**INFORMATION SHOWN:**
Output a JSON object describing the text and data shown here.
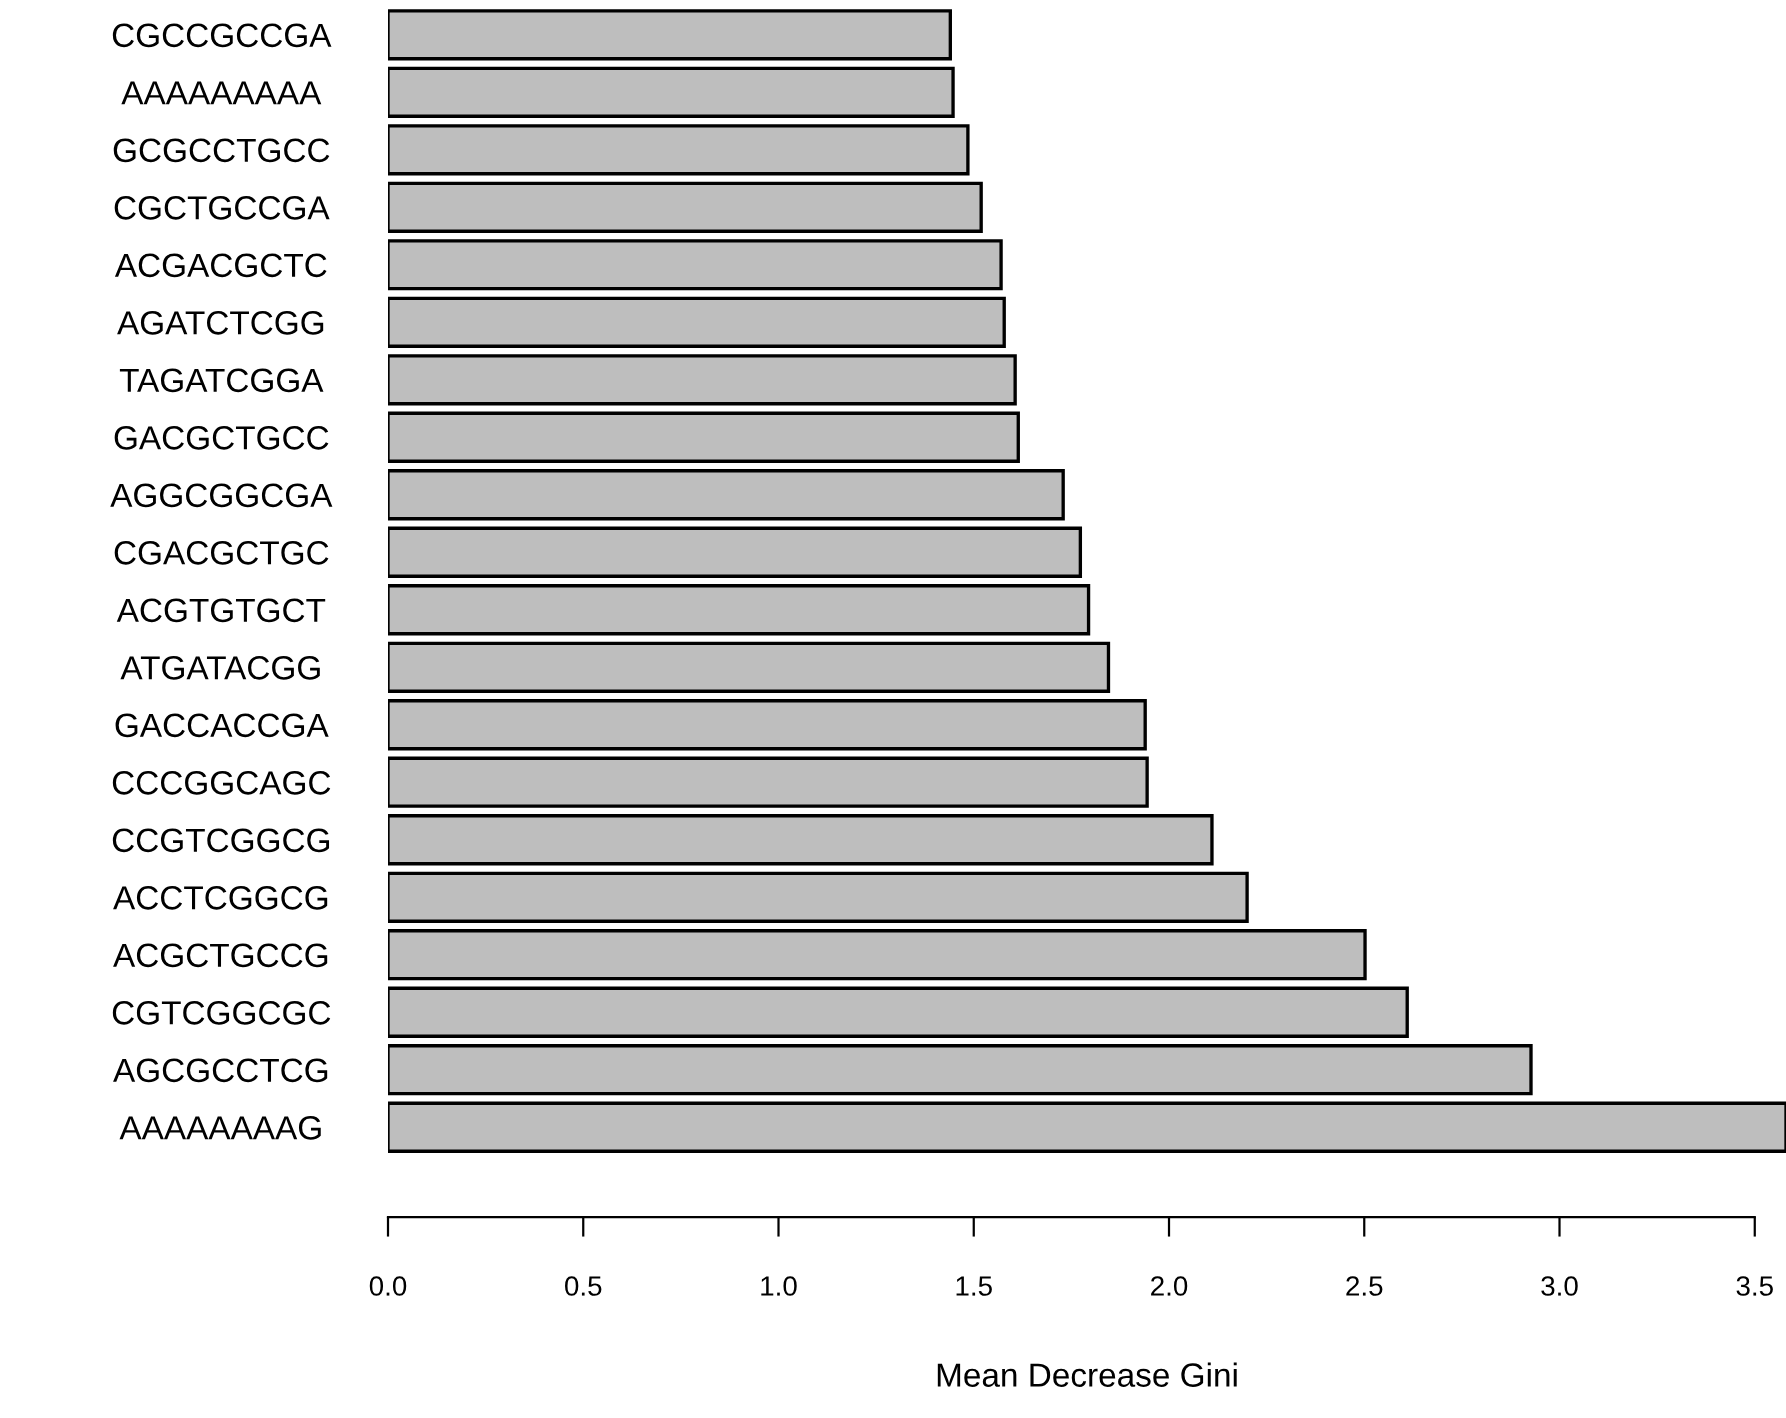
{
  "chart_data": {
    "type": "bar",
    "orientation": "horizontal",
    "xlabel": "Mean Decrease Gini",
    "categories": [
      "CGCCGCCGA",
      "AAAAAAAAA",
      "GCGCCTGCC",
      "CGCTGCCGA",
      "ACGACGCTC",
      "AGATCTCGG",
      "TAGATCGGA",
      "GACGCTGCC",
      "AGGCGGCGA",
      "CGACGCTGC",
      "ACGTGTGCT",
      "ATGATACGG",
      "GACCACCGA",
      "CCCGGCAGC",
      "CCGTCGGCG",
      "ACCTCGGCG",
      "ACGCTGCCG",
      "CGTCGGCGC",
      "AGCGCCTCG",
      "AAAAAAAAG"
    ],
    "values": [
      1.44,
      1.447,
      1.485,
      1.519,
      1.57,
      1.578,
      1.606,
      1.614,
      1.729,
      1.773,
      1.794,
      1.845,
      1.939,
      1.944,
      2.11,
      2.2,
      2.502,
      2.61,
      2.927,
      3.58
    ],
    "color": "#bebebe",
    "xlim": [
      0,
      3.58
    ],
    "xticks": [
      {
        "value": 0,
        "label": "0.0"
      },
      {
        "value": 0.5,
        "label": "0.5"
      },
      {
        "value": 1,
        "label": "1.0"
      },
      {
        "value": 1.5,
        "label": "1.5"
      },
      {
        "value": 2,
        "label": "2.0"
      },
      {
        "value": 2.5,
        "label": "2.5"
      },
      {
        "value": 3,
        "label": "3.0"
      },
      {
        "value": 3.5,
        "label": "3.5"
      }
    ],
    "grid": false
  }
}
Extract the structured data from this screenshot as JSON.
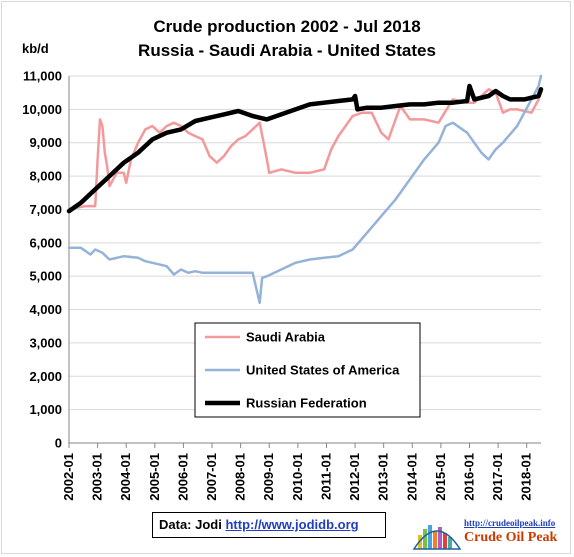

**DIRECTIONS:** Print all of the entries word for word. Skip any images they contain.

**RESULT OF THIS TASK:**
Output a JSON object describing the text and data shown here.
{
  "chart_data": {
    "type": "bar",
    "orientation": "horizontal",
    "xlabel": "Mean Decrease Gini",
    "categories": [
      "CGCCGCCGA",
      "AAAAAAAAA",
      "GCGCCTGCC",
      "CGCTGCCGA",
      "ACGACGCTC",
      "AGATCTCGG",
      "TAGATCGGA",
      "GACGCTGCC",
      "AGGCGGCGA",
      "CGACGCTGC",
      "ACGTGTGCT",
      "ATGATACGG",
      "GACCACCGA",
      "CCCGGCAGC",
      "CCGTCGGCG",
      "ACCTCGGCG",
      "ACGCTGCCG",
      "CGTCGGCGC",
      "AGCGCCTCG",
      "AAAAAAAAG"
    ],
    "values": [
      1.44,
      1.447,
      1.485,
      1.519,
      1.57,
      1.578,
      1.606,
      1.614,
      1.729,
      1.773,
      1.794,
      1.845,
      1.939,
      1.944,
      2.11,
      2.2,
      2.502,
      2.61,
      2.927,
      3.58
    ],
    "color": "#bebebe",
    "xlim": [
      0,
      3.58
    ],
    "xticks": [
      {
        "value": 0,
        "label": "0.0"
      },
      {
        "value": 0.5,
        "label": "0.5"
      },
      {
        "value": 1,
        "label": "1.0"
      },
      {
        "value": 1.5,
        "label": "1.5"
      },
      {
        "value": 2,
        "label": "2.0"
      },
      {
        "value": 2.5,
        "label": "2.5"
      },
      {
        "value": 3,
        "label": "3.0"
      },
      {
        "value": 3.5,
        "label": "3.5"
      }
    ],
    "grid": false
  }
}
Extract the structured data from this screenshot as JSON.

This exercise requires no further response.